Material:
——————
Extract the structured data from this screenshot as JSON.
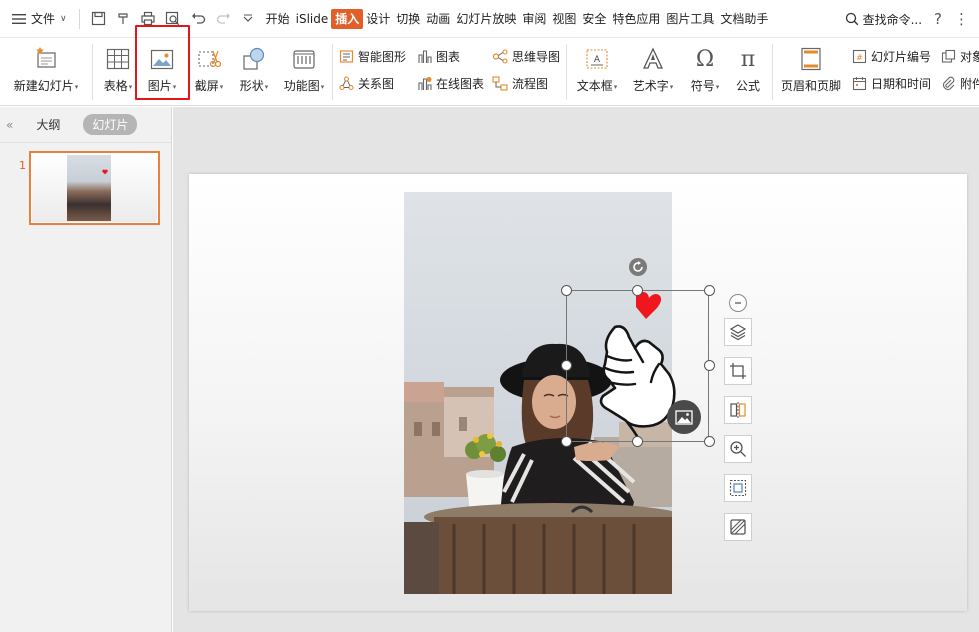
{
  "menubar": {
    "file_label": "文件",
    "tabs": [
      "开始",
      "iSlide",
      "插入",
      "设计",
      "切换",
      "动画",
      "幻灯片放映",
      "审阅",
      "视图",
      "安全",
      "特色应用",
      "图片工具",
      "文档助手"
    ],
    "active_tab": "插入",
    "search_label": "查找命令...",
    "help_glyph": "?",
    "more_glyph": "⋮"
  },
  "ribbon": {
    "new_slide": "新建幻灯片",
    "table": "表格",
    "picture": "图片",
    "screenshot": "截屏",
    "shape": "形状",
    "function_chart": "功能图",
    "smart_graphic": "智能图形",
    "chart": "图表",
    "relation_chart": "关系图",
    "online_chart": "在线图表",
    "mind_map": "思维导图",
    "flowchart": "流程图",
    "textbox": "文本框",
    "wordart": "艺术字",
    "symbol": "符号",
    "formula": "公式",
    "header_footer": "页眉和页脚",
    "slide_number": "幻灯片编号",
    "date_time": "日期和时间",
    "object": "对象",
    "attachment": "附件"
  },
  "left_panel": {
    "tab_outline": "大纲",
    "tab_slides": "幻灯片",
    "collapse_glyph": "«",
    "slide_number": "1"
  },
  "colors": {
    "accent": "#e25f29",
    "highlight": "#e5151b",
    "heart": "#f0161d"
  }
}
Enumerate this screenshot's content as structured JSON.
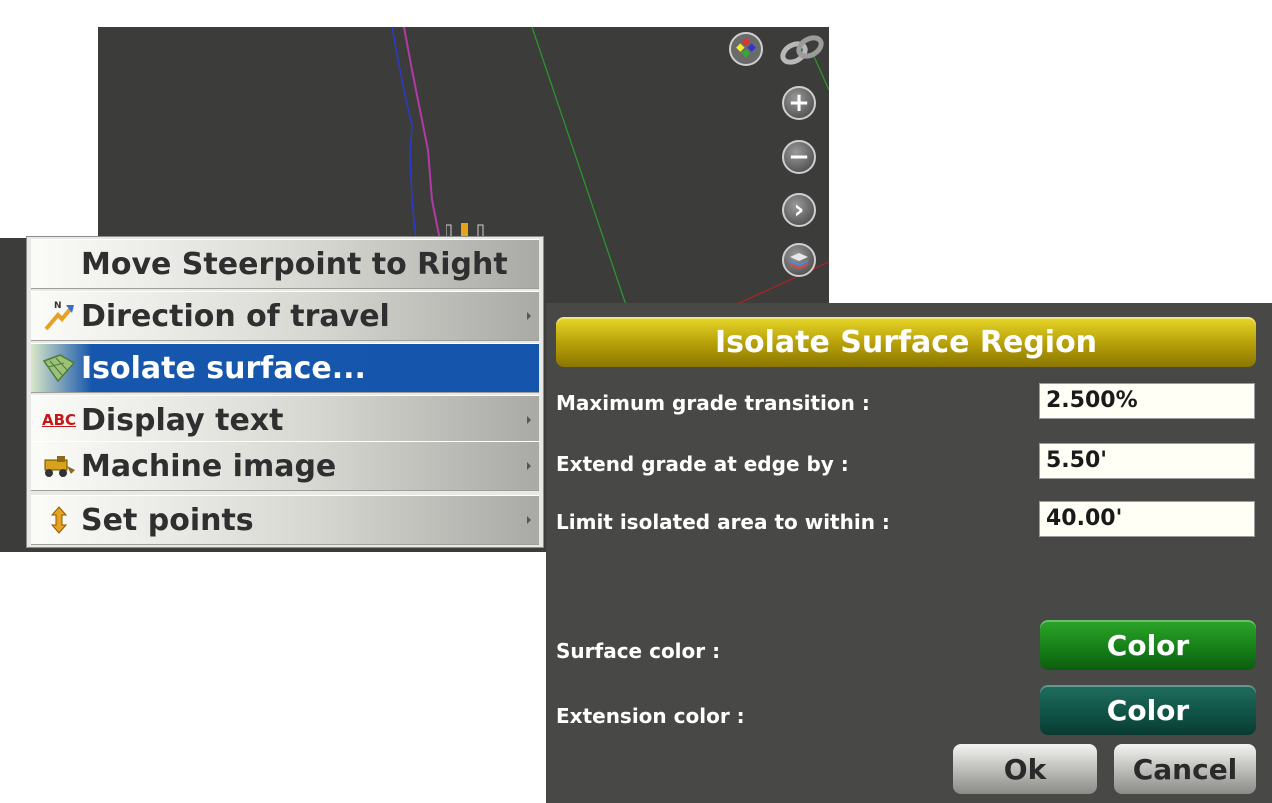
{
  "map": {
    "top_icons": [
      "overlay-grid-icon",
      "link-icon"
    ],
    "side_buttons": [
      {
        "name": "zoom-in-icon",
        "glyph": "+"
      },
      {
        "name": "zoom-out-icon",
        "glyph": "−"
      },
      {
        "name": "next-icon",
        "glyph": "›"
      },
      {
        "name": "layers-icon",
        "glyph": ""
      }
    ]
  },
  "context_menu": {
    "items": [
      {
        "label": "Move Steerpoint to Right",
        "icon": "",
        "submenu": false,
        "selected": false
      },
      {
        "label": "Direction of travel",
        "icon": "compass-arrow-icon",
        "submenu": true,
        "selected": false
      },
      {
        "label": "Isolate surface...",
        "icon": "surface-icon",
        "submenu": false,
        "selected": true
      },
      {
        "label": "Display text",
        "icon": "abc-text-icon",
        "icon_text": "ABC",
        "submenu": true,
        "selected": false
      },
      {
        "label": "Machine image",
        "icon": "machine-icon",
        "submenu": true,
        "selected": false
      },
      {
        "label": "Set points",
        "icon": "up-down-arrow-icon",
        "submenu": true,
        "selected": false
      }
    ]
  },
  "dialog": {
    "title": "Isolate Surface Region",
    "fields": [
      {
        "label": "Maximum grade transition :",
        "value": "2.500%"
      },
      {
        "label": "Extend grade at edge by :",
        "value": "5.50'"
      },
      {
        "label": "Limit isolated area to within :",
        "value": "40.00'"
      }
    ],
    "colors": [
      {
        "label": "Surface color :",
        "button": "Color",
        "color": "#1a8a1c"
      },
      {
        "label": "Extension color :",
        "button": "Color",
        "color": "#0f5145"
      }
    ],
    "ok_label": "Ok",
    "cancel_label": "Cancel"
  },
  "colors": {
    "title_bar": "#c2a90f",
    "menu_selected": "#1555ab",
    "map_background": "#3c3c3a",
    "dialog_background": "#484846"
  }
}
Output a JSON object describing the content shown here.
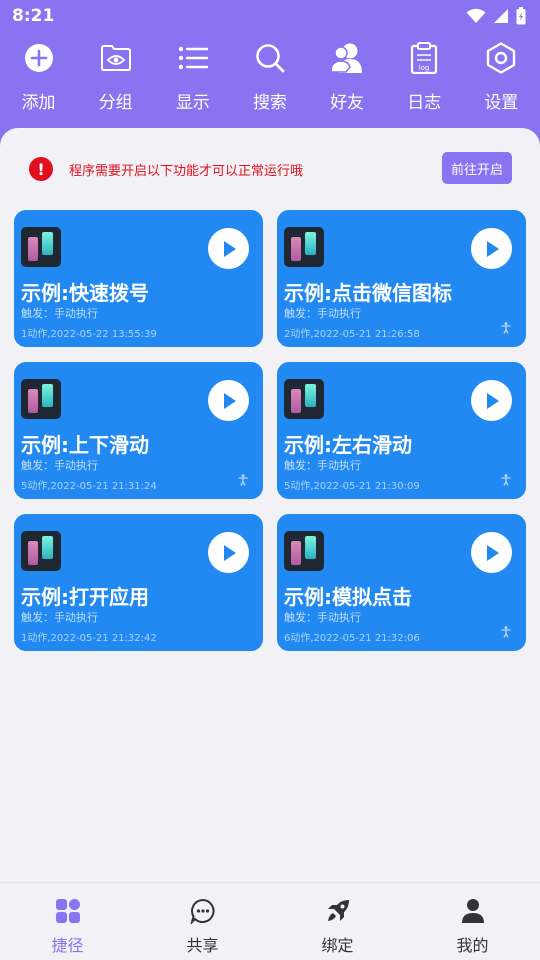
{
  "status_bar": {
    "time": "8:21"
  },
  "toolbar": [
    {
      "label": "添加",
      "icon": "plus-circle-icon"
    },
    {
      "label": "分组",
      "icon": "folder-eye-icon"
    },
    {
      "label": "显示",
      "icon": "list-icon"
    },
    {
      "label": "搜索",
      "icon": "search-icon"
    },
    {
      "label": "好友",
      "icon": "friends-icon"
    },
    {
      "label": "日志",
      "icon": "log-clipboard-icon"
    },
    {
      "label": "设置",
      "icon": "settings-hexagon-icon"
    }
  ],
  "notice": {
    "message": "程序需要开启以下功能才可以正常运行哦",
    "button": "前往开启",
    "icon": "exclamation-icon"
  },
  "cards": [
    {
      "title": "示例:快速拨号",
      "trigger": "触发：手动执行",
      "meta": "1动作,2022-05-22 13:55:39"
    },
    {
      "title": "示例:点击微信图标",
      "trigger": "触发：手动执行",
      "meta": "2动作,2022-05-21 21:26:58"
    },
    {
      "title": "示例:上下滑动",
      "trigger": "触发：手动执行",
      "meta": "5动作,2022-05-21 21:31:24"
    },
    {
      "title": "示例:左右滑动",
      "trigger": "触发：手动执行",
      "meta": "5动作,2022-05-21 21:30:09"
    },
    {
      "title": "示例:打开应用",
      "trigger": "触发：手动执行",
      "meta": "1动作,2022-05-21 21:32:42"
    },
    {
      "title": "示例:模拟点击",
      "trigger": "触发：手动执行",
      "meta": "6动作,2022-05-21 21:32:06"
    }
  ],
  "bottom_nav": [
    {
      "label": "捷径",
      "icon": "shortcut-grid-icon",
      "active": true
    },
    {
      "label": "共享",
      "icon": "chat-bubble-icon"
    },
    {
      "label": "绑定",
      "icon": "rocket-icon"
    },
    {
      "label": "我的",
      "icon": "person-icon"
    }
  ],
  "colors": {
    "accent": "#8a73f0",
    "card": "#2289f2",
    "background": "#f2f1f6",
    "warning": "#e0101f"
  }
}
——————
Task goal: Starting with the line that holds "Output a JSON", retype each line through the last one in the listing above, exactly as written. Do not copy any pictures.

Task answer:
Output a JSON object describing the content shown here.
{
  "status_bar": {
    "time": "8:21"
  },
  "toolbar": [
    {
      "label": "添加",
      "icon": "plus-circle-icon"
    },
    {
      "label": "分组",
      "icon": "folder-eye-icon"
    },
    {
      "label": "显示",
      "icon": "list-icon"
    },
    {
      "label": "搜索",
      "icon": "search-icon"
    },
    {
      "label": "好友",
      "icon": "friends-icon"
    },
    {
      "label": "日志",
      "icon": "log-clipboard-icon"
    },
    {
      "label": "设置",
      "icon": "settings-hexagon-icon"
    }
  ],
  "notice": {
    "message": "程序需要开启以下功能才可以正常运行哦",
    "button": "前往开启",
    "icon": "exclamation-icon"
  },
  "cards": [
    {
      "title": "示例:快速拨号",
      "trigger": "触发：手动执行",
      "meta": "1动作,2022-05-22 13:55:39"
    },
    {
      "title": "示例:点击微信图标",
      "trigger": "触发：手动执行",
      "meta": "2动作,2022-05-21 21:26:58"
    },
    {
      "title": "示例:上下滑动",
      "trigger": "触发：手动执行",
      "meta": "5动作,2022-05-21 21:31:24"
    },
    {
      "title": "示例:左右滑动",
      "trigger": "触发：手动执行",
      "meta": "5动作,2022-05-21 21:30:09"
    },
    {
      "title": "示例:打开应用",
      "trigger": "触发：手动执行",
      "meta": "1动作,2022-05-21 21:32:42"
    },
    {
      "title": "示例:模拟点击",
      "trigger": "触发：手动执行",
      "meta": "6动作,2022-05-21 21:32:06"
    }
  ],
  "bottom_nav": [
    {
      "label": "捷径",
      "icon": "shortcut-grid-icon",
      "active": true
    },
    {
      "label": "共享",
      "icon": "chat-bubble-icon"
    },
    {
      "label": "绑定",
      "icon": "rocket-icon"
    },
    {
      "label": "我的",
      "icon": "person-icon"
    }
  ],
  "colors": {
    "accent": "#8a73f0",
    "card": "#2289f2",
    "background": "#f2f1f6",
    "warning": "#e0101f"
  }
}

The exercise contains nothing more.